> [Required work] Bring together all lines of the material below that contain the string "same²".

> [Source data]
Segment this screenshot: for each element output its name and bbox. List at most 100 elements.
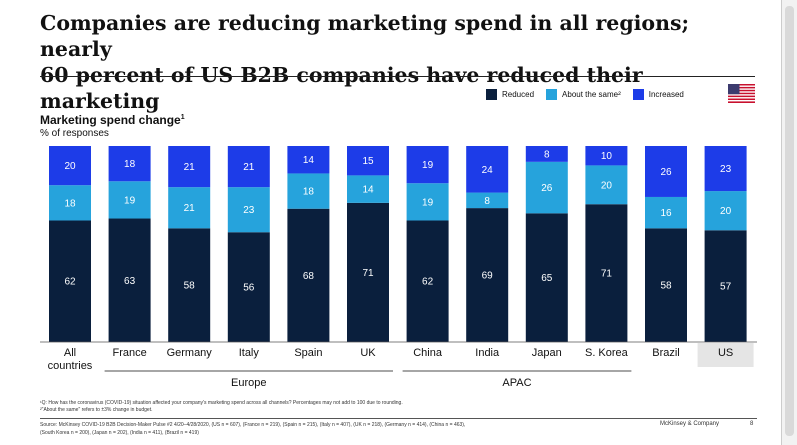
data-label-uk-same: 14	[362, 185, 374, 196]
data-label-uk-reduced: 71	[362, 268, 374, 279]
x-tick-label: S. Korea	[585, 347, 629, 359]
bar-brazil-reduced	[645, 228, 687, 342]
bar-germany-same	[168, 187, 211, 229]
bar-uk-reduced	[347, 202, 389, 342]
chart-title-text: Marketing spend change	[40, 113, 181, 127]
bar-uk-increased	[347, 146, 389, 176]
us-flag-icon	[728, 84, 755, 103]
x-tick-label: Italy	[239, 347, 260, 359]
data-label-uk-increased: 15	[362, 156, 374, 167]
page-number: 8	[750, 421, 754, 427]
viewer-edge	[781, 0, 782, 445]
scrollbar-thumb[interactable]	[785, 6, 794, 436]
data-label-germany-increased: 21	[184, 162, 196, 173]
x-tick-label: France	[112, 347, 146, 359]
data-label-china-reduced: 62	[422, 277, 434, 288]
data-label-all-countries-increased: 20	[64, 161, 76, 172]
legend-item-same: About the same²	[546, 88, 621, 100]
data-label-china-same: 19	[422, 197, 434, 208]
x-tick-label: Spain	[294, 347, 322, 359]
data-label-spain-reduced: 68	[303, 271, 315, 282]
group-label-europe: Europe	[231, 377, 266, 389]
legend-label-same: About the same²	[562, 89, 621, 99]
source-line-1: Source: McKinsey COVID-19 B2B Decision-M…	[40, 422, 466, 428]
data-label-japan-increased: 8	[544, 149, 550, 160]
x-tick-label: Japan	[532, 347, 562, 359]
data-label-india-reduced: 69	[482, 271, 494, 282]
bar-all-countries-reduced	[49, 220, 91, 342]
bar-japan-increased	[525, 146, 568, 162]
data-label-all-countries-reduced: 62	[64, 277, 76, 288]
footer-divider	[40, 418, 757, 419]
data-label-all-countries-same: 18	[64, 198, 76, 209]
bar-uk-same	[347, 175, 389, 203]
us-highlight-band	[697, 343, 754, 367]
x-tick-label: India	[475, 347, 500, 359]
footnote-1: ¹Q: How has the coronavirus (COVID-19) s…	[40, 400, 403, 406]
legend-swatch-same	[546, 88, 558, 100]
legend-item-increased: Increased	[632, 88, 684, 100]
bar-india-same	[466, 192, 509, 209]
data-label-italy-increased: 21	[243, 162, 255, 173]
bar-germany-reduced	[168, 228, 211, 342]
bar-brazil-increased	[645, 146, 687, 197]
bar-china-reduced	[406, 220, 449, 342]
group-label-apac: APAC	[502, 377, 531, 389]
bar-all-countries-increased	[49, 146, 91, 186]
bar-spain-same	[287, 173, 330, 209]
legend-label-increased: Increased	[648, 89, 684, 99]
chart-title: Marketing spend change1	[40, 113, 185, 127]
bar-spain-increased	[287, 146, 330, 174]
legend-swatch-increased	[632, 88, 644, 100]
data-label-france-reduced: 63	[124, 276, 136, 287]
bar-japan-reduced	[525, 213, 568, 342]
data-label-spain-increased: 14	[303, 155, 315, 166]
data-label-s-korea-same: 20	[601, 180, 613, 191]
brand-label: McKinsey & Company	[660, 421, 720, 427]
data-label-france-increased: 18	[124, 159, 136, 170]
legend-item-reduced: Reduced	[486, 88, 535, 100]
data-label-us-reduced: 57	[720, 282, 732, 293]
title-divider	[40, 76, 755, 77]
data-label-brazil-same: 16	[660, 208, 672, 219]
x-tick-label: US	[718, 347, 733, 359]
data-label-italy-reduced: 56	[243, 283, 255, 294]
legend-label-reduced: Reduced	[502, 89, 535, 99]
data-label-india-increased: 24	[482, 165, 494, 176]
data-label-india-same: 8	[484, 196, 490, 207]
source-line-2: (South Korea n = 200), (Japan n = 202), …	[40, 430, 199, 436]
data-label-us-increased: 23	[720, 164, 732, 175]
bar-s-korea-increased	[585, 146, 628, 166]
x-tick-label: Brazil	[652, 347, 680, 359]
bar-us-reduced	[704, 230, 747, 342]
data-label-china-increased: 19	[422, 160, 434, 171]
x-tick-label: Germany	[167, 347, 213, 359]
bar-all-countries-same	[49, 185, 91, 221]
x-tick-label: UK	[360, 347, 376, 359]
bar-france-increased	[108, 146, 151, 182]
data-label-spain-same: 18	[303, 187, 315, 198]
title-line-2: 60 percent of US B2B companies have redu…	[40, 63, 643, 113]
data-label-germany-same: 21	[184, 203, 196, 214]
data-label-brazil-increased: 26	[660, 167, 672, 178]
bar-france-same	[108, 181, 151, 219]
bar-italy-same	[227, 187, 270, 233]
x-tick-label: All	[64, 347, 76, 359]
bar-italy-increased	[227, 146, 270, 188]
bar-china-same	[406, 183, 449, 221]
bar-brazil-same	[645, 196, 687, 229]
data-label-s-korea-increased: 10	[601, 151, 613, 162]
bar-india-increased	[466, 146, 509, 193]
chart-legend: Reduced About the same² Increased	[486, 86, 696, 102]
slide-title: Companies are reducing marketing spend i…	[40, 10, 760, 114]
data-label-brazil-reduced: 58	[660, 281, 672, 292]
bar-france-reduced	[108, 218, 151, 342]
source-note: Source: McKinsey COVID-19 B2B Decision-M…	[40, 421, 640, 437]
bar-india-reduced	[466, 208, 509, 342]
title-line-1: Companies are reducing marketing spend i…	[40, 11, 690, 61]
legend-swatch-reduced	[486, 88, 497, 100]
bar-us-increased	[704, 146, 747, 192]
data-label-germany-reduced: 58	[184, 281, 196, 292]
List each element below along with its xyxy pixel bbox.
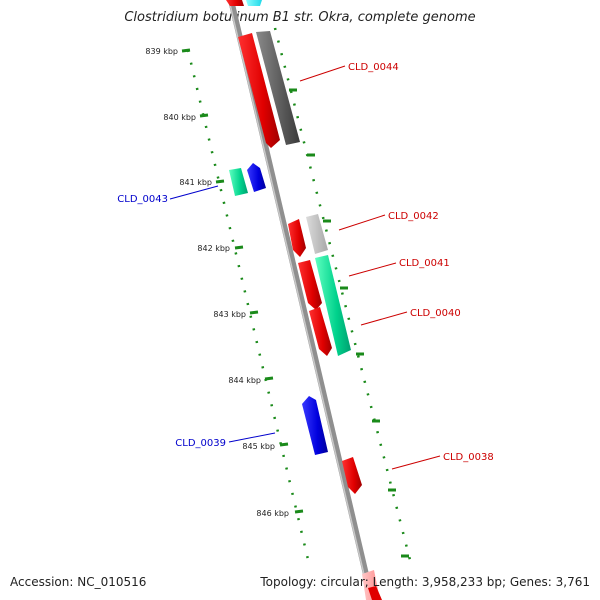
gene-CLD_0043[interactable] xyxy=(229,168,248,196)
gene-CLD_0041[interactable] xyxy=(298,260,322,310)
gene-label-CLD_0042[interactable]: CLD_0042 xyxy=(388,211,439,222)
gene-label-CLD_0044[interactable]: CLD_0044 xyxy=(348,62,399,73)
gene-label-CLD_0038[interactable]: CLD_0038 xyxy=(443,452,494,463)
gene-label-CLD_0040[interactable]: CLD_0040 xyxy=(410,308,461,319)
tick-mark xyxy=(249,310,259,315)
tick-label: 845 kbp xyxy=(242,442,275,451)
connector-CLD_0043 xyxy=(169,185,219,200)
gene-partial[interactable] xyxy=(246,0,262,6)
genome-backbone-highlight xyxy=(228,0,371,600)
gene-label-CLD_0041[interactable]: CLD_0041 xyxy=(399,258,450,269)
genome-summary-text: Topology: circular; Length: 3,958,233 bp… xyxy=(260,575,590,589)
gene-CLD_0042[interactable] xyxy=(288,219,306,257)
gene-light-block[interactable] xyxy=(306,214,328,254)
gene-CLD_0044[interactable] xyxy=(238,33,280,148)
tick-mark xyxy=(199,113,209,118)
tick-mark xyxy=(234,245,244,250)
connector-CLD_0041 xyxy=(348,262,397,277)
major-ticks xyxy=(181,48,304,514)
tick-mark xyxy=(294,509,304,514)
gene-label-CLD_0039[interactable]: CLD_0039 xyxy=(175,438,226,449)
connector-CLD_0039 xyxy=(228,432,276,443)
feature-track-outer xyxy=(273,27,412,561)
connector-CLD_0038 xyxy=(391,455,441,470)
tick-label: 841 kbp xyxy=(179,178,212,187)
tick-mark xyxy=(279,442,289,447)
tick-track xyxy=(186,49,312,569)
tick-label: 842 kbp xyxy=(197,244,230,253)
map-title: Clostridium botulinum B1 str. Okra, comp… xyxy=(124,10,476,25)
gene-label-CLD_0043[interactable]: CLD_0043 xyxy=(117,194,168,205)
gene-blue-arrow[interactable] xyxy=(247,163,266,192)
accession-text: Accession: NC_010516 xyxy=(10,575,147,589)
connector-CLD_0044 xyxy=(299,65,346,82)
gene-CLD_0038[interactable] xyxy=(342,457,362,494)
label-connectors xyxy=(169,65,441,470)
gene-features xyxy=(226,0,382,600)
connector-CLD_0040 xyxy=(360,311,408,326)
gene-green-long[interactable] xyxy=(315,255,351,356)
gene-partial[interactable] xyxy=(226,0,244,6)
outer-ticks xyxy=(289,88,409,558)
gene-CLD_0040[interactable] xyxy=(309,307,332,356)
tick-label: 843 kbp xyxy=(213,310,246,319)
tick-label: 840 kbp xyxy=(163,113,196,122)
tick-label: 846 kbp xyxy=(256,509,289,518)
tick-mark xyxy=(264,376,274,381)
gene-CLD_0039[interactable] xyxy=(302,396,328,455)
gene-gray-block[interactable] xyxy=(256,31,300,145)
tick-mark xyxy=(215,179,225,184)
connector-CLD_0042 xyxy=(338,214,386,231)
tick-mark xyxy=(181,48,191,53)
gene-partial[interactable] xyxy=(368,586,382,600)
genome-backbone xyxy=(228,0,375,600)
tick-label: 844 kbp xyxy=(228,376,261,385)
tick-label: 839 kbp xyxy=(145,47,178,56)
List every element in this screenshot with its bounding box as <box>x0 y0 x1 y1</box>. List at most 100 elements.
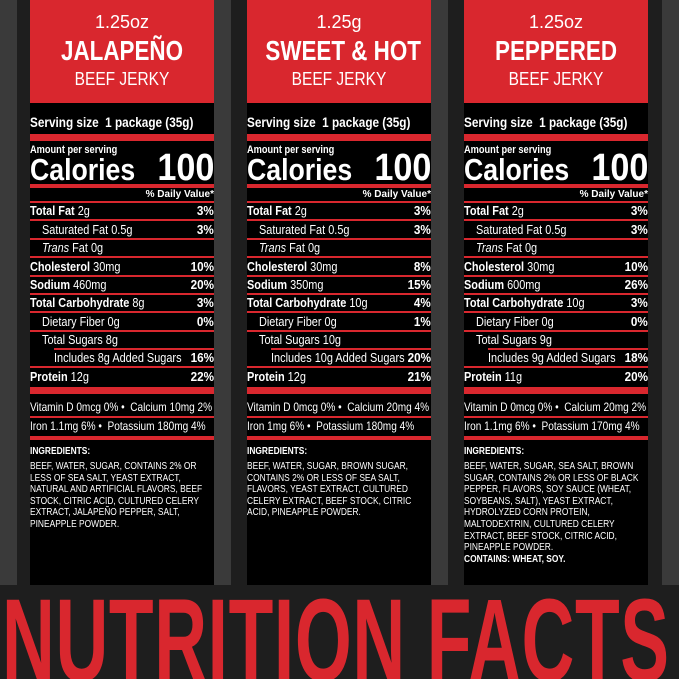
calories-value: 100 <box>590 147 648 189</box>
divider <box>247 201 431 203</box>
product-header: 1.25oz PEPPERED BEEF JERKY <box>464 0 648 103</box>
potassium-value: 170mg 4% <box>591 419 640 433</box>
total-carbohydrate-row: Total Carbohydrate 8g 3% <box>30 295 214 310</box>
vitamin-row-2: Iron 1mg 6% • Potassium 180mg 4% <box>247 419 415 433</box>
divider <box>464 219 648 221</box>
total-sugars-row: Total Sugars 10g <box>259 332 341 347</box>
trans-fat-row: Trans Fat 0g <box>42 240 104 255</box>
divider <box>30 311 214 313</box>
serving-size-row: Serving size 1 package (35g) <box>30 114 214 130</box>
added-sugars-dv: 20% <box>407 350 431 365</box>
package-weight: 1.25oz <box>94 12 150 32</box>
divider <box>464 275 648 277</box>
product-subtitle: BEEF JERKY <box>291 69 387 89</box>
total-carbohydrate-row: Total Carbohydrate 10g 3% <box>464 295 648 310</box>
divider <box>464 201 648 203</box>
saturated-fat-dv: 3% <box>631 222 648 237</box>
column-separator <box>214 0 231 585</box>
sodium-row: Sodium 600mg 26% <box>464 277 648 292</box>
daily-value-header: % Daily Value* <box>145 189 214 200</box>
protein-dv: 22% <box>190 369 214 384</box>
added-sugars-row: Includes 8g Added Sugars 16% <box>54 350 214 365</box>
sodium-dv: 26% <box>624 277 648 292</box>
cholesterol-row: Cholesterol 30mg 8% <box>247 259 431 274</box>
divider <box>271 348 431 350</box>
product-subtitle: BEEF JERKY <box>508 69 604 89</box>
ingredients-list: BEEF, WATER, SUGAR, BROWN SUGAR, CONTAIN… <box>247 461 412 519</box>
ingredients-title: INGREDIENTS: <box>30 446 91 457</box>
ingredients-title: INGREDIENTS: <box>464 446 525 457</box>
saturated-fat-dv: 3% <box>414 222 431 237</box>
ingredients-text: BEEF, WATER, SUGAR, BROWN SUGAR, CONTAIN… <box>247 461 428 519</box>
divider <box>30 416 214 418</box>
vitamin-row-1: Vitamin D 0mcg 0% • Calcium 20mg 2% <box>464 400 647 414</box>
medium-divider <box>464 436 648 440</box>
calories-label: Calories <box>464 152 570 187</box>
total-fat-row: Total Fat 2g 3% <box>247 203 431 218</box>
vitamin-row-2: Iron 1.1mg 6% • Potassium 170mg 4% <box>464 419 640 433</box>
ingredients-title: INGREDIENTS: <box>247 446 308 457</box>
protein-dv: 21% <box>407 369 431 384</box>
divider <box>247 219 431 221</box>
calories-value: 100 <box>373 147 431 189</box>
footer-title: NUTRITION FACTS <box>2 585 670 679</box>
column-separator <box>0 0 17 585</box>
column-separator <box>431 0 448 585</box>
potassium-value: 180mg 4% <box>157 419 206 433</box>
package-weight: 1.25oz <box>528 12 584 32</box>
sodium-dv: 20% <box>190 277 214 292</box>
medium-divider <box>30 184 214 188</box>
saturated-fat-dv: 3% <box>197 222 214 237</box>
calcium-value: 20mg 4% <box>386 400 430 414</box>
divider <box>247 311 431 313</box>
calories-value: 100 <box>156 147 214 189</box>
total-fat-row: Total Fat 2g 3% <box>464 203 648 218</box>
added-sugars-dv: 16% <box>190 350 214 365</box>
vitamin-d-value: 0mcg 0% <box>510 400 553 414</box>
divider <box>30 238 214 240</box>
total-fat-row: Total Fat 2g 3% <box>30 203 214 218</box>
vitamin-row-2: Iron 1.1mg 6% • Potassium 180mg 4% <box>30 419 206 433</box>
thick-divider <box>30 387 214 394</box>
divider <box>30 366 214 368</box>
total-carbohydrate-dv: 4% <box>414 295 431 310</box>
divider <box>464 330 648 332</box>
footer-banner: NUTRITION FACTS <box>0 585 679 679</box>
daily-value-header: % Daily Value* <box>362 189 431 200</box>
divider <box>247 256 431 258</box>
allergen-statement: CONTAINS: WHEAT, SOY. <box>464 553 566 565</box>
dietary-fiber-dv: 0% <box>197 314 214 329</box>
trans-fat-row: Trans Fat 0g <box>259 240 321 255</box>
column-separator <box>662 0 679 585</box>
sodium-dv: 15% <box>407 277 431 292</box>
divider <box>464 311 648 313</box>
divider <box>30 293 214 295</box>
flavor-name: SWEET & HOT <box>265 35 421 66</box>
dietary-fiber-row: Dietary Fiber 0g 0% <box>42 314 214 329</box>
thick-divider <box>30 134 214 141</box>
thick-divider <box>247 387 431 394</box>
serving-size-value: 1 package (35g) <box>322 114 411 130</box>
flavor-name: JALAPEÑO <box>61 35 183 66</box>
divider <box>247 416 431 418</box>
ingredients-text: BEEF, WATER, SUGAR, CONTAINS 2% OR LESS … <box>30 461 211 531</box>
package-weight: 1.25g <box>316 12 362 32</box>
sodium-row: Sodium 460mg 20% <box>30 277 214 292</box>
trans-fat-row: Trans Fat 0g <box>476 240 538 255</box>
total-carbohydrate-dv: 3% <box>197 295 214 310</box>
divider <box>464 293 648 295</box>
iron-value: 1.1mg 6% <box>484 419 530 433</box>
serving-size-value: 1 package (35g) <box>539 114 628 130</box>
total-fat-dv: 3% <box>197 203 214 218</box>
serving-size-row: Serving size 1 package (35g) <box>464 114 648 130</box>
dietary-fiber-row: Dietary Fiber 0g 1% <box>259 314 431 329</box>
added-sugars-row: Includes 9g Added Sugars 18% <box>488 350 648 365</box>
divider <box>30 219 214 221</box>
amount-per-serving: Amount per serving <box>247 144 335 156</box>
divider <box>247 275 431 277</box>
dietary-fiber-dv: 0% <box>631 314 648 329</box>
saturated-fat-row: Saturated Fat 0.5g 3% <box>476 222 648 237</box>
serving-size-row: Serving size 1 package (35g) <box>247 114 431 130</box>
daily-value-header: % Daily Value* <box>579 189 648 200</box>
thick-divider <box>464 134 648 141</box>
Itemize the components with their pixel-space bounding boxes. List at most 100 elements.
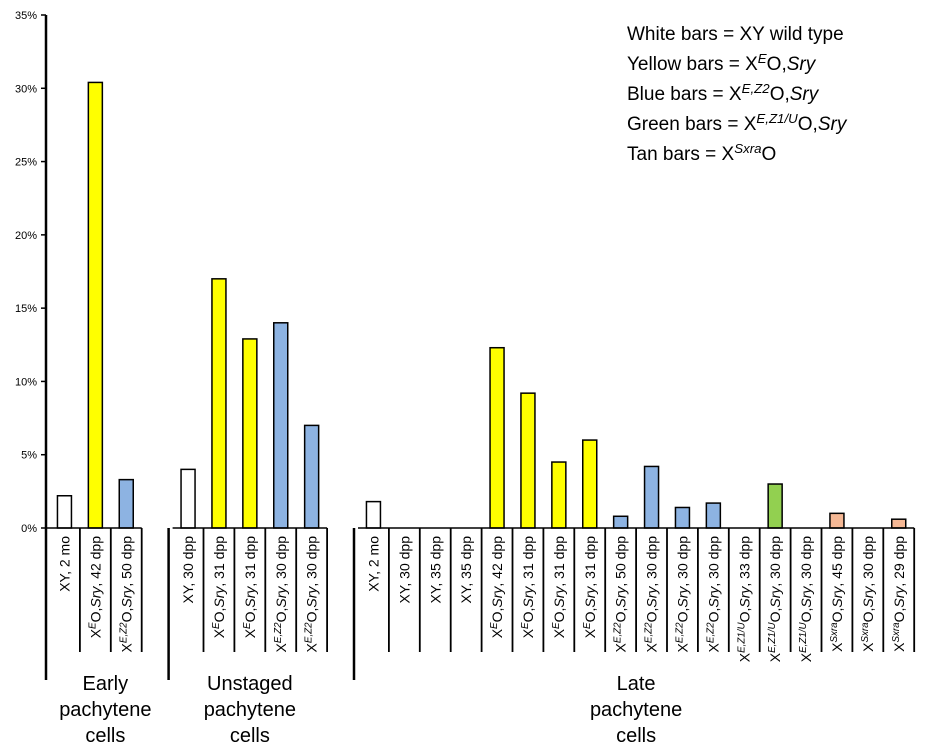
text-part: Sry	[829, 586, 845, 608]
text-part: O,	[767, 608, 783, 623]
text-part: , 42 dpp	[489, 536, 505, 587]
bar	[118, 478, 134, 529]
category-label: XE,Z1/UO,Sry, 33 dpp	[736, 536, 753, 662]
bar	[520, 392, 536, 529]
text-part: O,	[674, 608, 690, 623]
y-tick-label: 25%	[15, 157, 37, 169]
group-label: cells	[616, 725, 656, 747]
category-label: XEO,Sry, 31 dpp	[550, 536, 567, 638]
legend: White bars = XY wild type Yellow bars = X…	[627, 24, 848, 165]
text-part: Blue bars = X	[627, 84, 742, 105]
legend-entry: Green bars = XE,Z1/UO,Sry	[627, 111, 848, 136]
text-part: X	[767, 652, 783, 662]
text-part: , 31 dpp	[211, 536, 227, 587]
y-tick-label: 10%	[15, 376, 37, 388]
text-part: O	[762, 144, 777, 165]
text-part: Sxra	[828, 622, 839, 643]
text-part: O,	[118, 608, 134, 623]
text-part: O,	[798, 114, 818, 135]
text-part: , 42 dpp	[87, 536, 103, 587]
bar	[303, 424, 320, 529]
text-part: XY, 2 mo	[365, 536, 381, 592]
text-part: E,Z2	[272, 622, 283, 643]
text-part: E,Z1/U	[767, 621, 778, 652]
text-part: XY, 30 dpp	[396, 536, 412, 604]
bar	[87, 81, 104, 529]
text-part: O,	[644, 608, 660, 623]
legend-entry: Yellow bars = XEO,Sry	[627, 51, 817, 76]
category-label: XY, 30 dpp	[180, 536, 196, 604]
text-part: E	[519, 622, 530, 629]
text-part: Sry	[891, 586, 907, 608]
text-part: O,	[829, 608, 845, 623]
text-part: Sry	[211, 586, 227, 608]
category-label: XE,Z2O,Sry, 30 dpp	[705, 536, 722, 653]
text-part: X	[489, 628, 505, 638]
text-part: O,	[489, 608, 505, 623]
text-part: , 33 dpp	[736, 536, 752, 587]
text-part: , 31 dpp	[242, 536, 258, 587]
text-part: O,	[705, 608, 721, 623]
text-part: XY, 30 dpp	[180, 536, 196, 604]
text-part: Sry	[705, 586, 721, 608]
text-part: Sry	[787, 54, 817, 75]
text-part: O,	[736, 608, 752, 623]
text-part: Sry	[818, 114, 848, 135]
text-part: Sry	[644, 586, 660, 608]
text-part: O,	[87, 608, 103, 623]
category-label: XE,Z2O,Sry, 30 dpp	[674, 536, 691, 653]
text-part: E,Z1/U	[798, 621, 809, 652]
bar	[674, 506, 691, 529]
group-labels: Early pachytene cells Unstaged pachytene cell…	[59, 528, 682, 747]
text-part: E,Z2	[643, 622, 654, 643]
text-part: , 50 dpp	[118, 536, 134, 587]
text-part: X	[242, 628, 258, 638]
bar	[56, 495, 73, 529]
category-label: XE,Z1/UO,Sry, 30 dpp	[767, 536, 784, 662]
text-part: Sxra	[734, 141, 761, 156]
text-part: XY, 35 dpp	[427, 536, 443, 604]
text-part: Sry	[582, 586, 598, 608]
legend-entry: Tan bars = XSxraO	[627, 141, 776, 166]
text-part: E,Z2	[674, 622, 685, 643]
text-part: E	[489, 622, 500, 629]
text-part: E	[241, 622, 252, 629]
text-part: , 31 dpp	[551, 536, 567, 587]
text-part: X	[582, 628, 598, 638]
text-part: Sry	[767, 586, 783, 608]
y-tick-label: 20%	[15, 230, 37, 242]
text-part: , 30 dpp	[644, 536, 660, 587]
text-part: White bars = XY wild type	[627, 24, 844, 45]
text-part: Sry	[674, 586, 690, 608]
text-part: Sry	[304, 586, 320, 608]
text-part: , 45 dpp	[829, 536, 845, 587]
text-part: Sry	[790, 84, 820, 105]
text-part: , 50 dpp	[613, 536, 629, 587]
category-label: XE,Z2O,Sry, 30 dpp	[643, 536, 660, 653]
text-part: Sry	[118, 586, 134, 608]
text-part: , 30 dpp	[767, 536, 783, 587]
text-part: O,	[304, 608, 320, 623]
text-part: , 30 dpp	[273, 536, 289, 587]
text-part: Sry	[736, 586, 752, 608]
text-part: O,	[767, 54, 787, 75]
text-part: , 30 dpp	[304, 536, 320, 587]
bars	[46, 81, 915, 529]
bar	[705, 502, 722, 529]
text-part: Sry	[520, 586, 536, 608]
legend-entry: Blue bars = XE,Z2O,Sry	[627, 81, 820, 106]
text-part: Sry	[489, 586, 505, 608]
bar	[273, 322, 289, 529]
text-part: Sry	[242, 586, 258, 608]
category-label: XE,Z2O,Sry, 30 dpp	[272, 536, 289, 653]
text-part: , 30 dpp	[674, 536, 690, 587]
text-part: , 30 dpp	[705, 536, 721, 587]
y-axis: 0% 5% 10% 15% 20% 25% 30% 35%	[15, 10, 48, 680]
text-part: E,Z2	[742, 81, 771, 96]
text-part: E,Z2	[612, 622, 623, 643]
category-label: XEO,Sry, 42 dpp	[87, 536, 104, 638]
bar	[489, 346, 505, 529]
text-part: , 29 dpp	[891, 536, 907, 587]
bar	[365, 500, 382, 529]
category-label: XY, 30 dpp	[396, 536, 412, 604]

> [Answer box]
legend-item-same: About the same²	[546, 88, 621, 100]
legend-label-same: About the same²	[562, 89, 621, 99]
chart-legend: Reduced About the same² Increased	[486, 86, 696, 102]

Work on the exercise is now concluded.